### [DATA LISTING]
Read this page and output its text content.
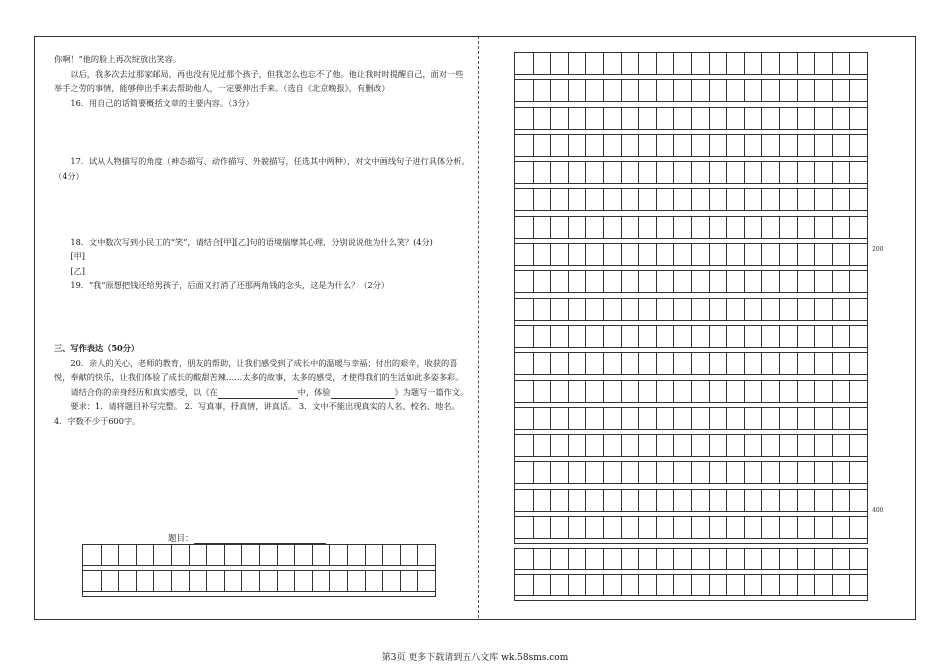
你啊！”他的脸上再次绽放出笑容。

以后，我多次去过那家邮局，再也没有见过那个孩子，但我怎么也忘不了他。他让我时时提醒自己，面对一些举手之劳的事情，能够伸出手来去帮助他人，一定要伸出手来。（选自《北京晚报》，有删改）

16．用自己的话简要概括文章的主要内容。（3分）

17．试从人物描写的角度（神态描写、动作描写、外貌描写，任选其中两种），对文中画线句子进行具体分析。（4分）

18．文中数次写到小民工的“笑”，请结合[甲][乙]句的语境揣摩其心理，分别说说他为什么笑？(4分)

[甲]

[乙]

19．“我”原想把钱还给男孩子，后面又打消了还那两角钱的念头，这是为什么？（2分）

三、写作表达（50分）

20．亲人的关心，老师的教育，朋友的帮助，让我们感受到了成长中的温暖与幸福；付出的艰辛，收获的喜悦，奉献的快乐，让我们体验了成长的酸甜苦辣……太多的故事，太多的感受，才使得我们的生活如此多姿多彩。

请结合你的亲身经历和真实感受，以《在	中，体验	》为题写一篇作文。

要求：1．请将题目补写完整。 2．写真事，抒真情，讲真话。 3．文中不能出现真实的人名、校名、地名。 4．字数不少于600字。

题目：
200
400
第3页 更多下载请到五八文库 wk.58sms.com
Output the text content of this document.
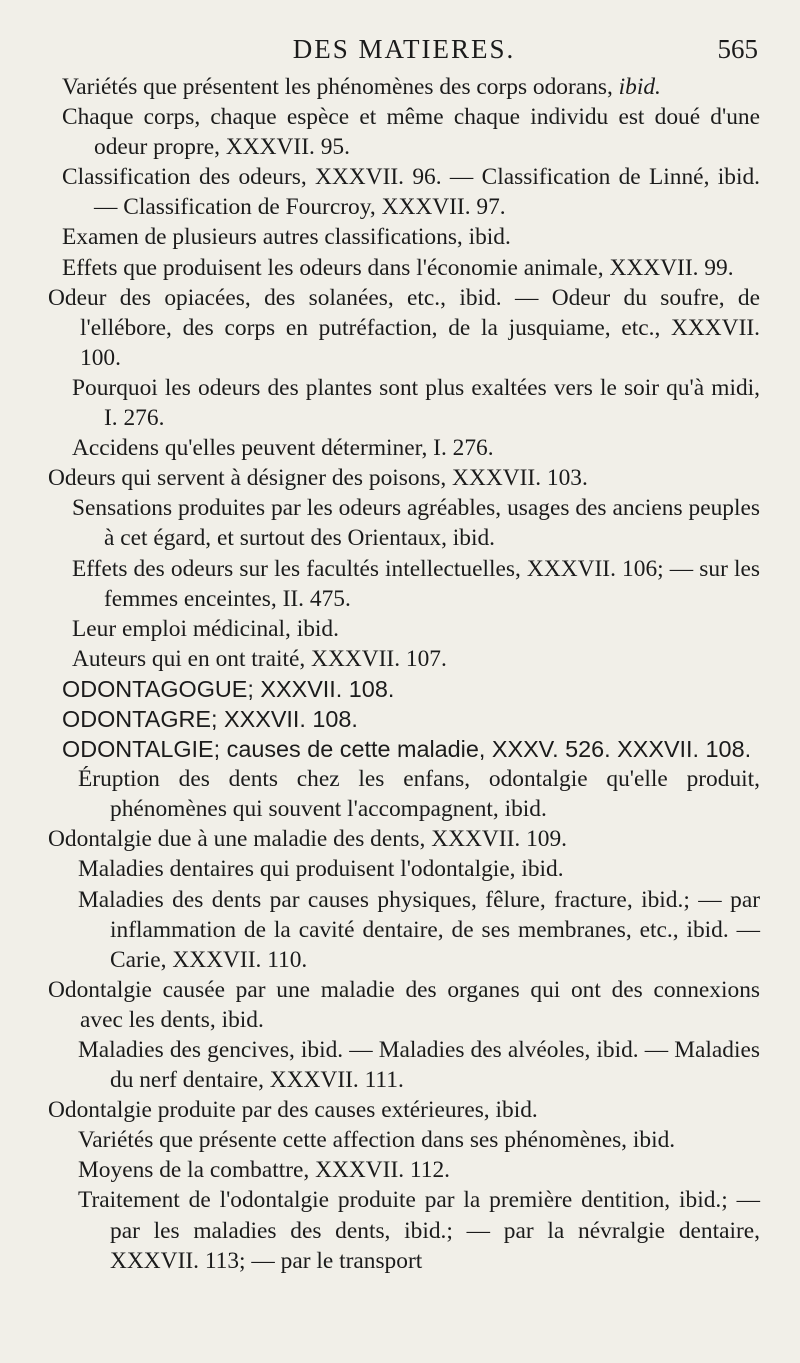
DES MATIERES.	565

Variétés que présentent les phénomènes des corps odorans, ibid.

Chaque corps, chaque espèce et même chaque individu est doué d'une odeur propre, XXXVII. 95.

Classification des odeurs, XXXVII. 96. — Classification de Linné, ibid. — Classification de Fourcroy, XXXVII. 97.

Examen de plusieurs autres classifications, ibid.

Effets que produisent les odeurs dans l'économie animale, XXXVII. 99.

Odeur des opiacées, des solanées, etc., ibid. — Odeur du soufre, de l'ellébore, des corps en putréfaction, de la jusquiame, etc., XXXVII. 100.

Pourquoi les odeurs des plantes sont plus exaltées vers le soir qu'à midi, I. 276.

Accidens qu'elles peuvent déterminer, I. 276.

Odeurs qui servent à désigner des poisons, XXXVII. 103.

Sensations produites par les odeurs agréables, usages des anciens peuples à cet égard, et surtout des Orientaux, ibid.

Effets des odeurs sur les facultés intellectuelles, XXXVII. 106; — sur les femmes enceintes, II. 475.

Leur emploi médicinal, ibid.

Auteurs qui en ont traité, XXXVII. 107.

ODONTAGOGUE; XXXVII. 108.

ODONTAGRE; XXXVII. 108.

ODONTALGIE; causes de cette maladie, XXXV. 526. XXXVII. 108.

Éruption des dents chez les enfans, odontalgie qu'elle produit, phénomènes qui souvent l'accompagnent, ibid.

Odontalgie due à une maladie des dents, XXXVII. 109.

Maladies dentaires qui produisent l'odontalgie, ibid.

Maladies des dents par causes physiques, fêlure, fracture, ibid.; — par inflammation de la cavité dentaire, de ses membranes, etc., ibid. — Carie, XXXVII. 110.

Odontalgie causée par une maladie des organes qui ont des connexions avec les dents, ibid.

Maladies des gencives, ibid. — Maladies des alvéoles, ibid. — Maladies du nerf dentaire, XXXVII. 111.

Odontalgie produite par des causes extérieures, ibid.

Variétés que présente cette affection dans ses phénomènes, ibid.

Moyens de la combattre, XXXVII. 112.

Traitement de l'odontalgie produite par la première dentition, ibid.; — par les maladies des dents, ibid.; — par la névralgie dentaire, XXXVII. 113; — par le transport
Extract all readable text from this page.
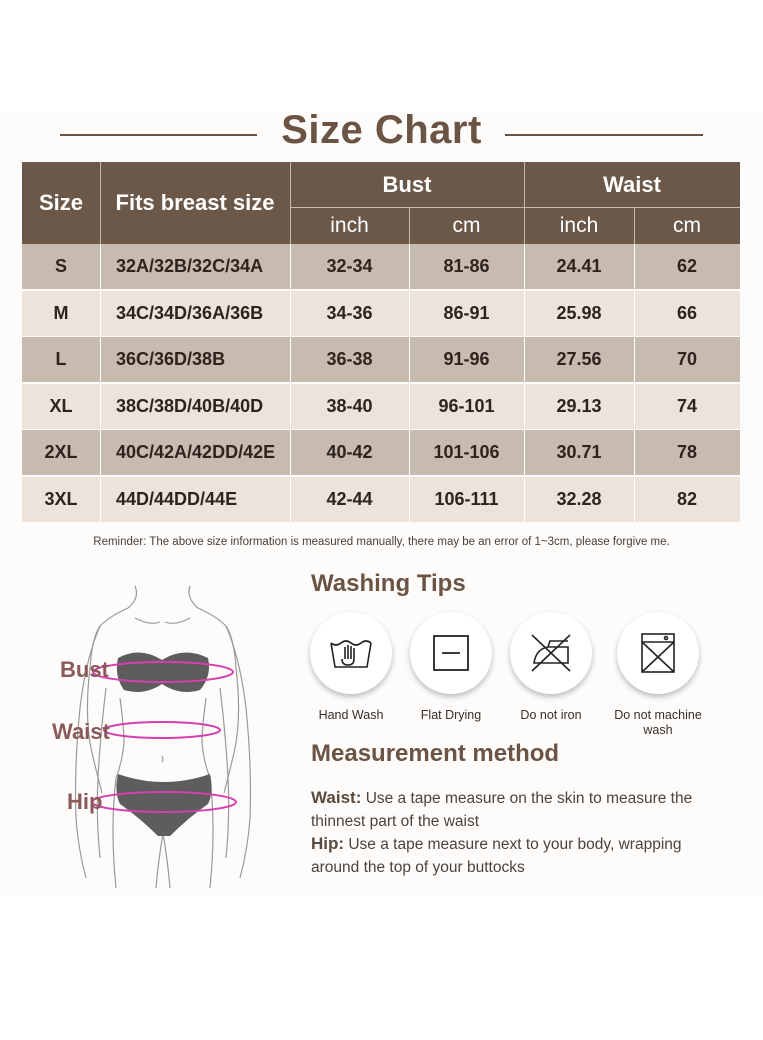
Size Chart
Size	Fits breast size
Bust	Waist
inch	cm	inch	cm
S	32A/32B/32C/34A	32-34	81-86	24.41	62
M	34C/34D/36A/36B	34-36	86-91	25.98	66
L	36C/36D/38B	36-38	91-96	27.56	70
XL	38C/38D/40B/40D	38-40	96-101	29.13	74
2XL	40C/42A/42DD/42E	40-42	101-106	30.71	78
3XL	44D/44DD/44E	42-44	106-111	32.28	82
Reminder: The above size information is measured manually, there may be an error of 1~3cm, please forgive me.
Bust
Waist
Hip
Washing Tips
Hand Wash	Flat Drying	Do not iron	Do not machine wash
Measurement method
Waist: Use a tape measure on the skin to measure the thinnest part of the waist
Hip: Use a tape measure next to your body, wrapping around the top of your buttocks
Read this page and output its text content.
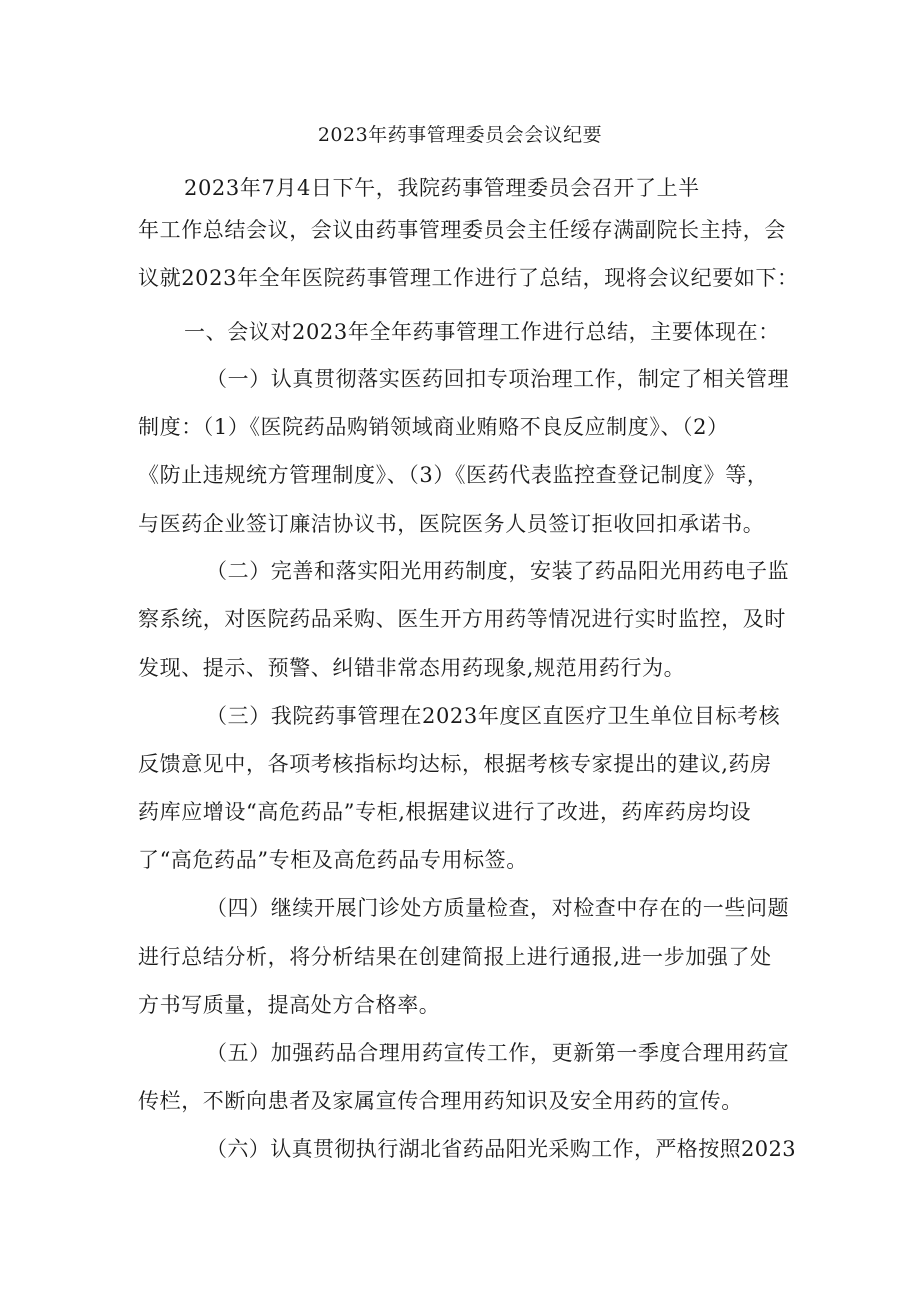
2023年药事管理委员会会议纪要
2023年7月4日下午，我院药事管理委员会召开了上半
年工作总结会议，会议由药事管理委员会主任绥存满副院长主持，会
议就2023年全年医院药事管理工作进行了总结，现将会议纪要如下：
一、会议对2023年全年药事管理工作进行总结，主要体现在：
（一）认真贯彻落实医药回扣专项治理工作，制定了相关管理
制度：（1）《医院药品购销领域商业贿赂不良反应制度》、（2）
《防止违规统方管理制度》、（3）《医药代表监控查登记制度》等，
与医药企业签订廉洁协议书，医院医务人员签订拒收回扣承诺书。
（二）完善和落实阳光用药制度，安装了药品阳光用药电子监
察系统，对医院药品采购、医生开方用药等情况进行实时监控，及时
发现、提示、预警、纠错非常态用药现象,规范用药行为。
（三）我院药事管理在2023年度区直医疗卫生单位目标考核
反馈意见中，各项考核指标均达标，根据考核专家提出的建议,药房
药库应增设“高危药品”专柜,根据建议进行了改进，药库药房均设
了“高危药品”专柜及高危药品专用标签。
（四）继续开展门诊处方质量检查，对检查中存在的一些问题
进行总结分析，将分析结果在创建简报上进行通报,进一步加强了处
方书写质量，提高处方合格率。
（五）加强药品合理用药宣传工作，更新第一季度合理用药宣
传栏，不断向患者及家属宣传合理用药知识及安全用药的宣传。
（六）认真贯彻执行湖北省药品阳光采购工作，严格按照2023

### [REQUEST]
Search the lines for the string "this" and copy every line that has it.

### [FULL OUTPUT]
Read this page and output its text content.
Output the text content of this document.
Extract all readable text from this page.
Read this page and output its text content.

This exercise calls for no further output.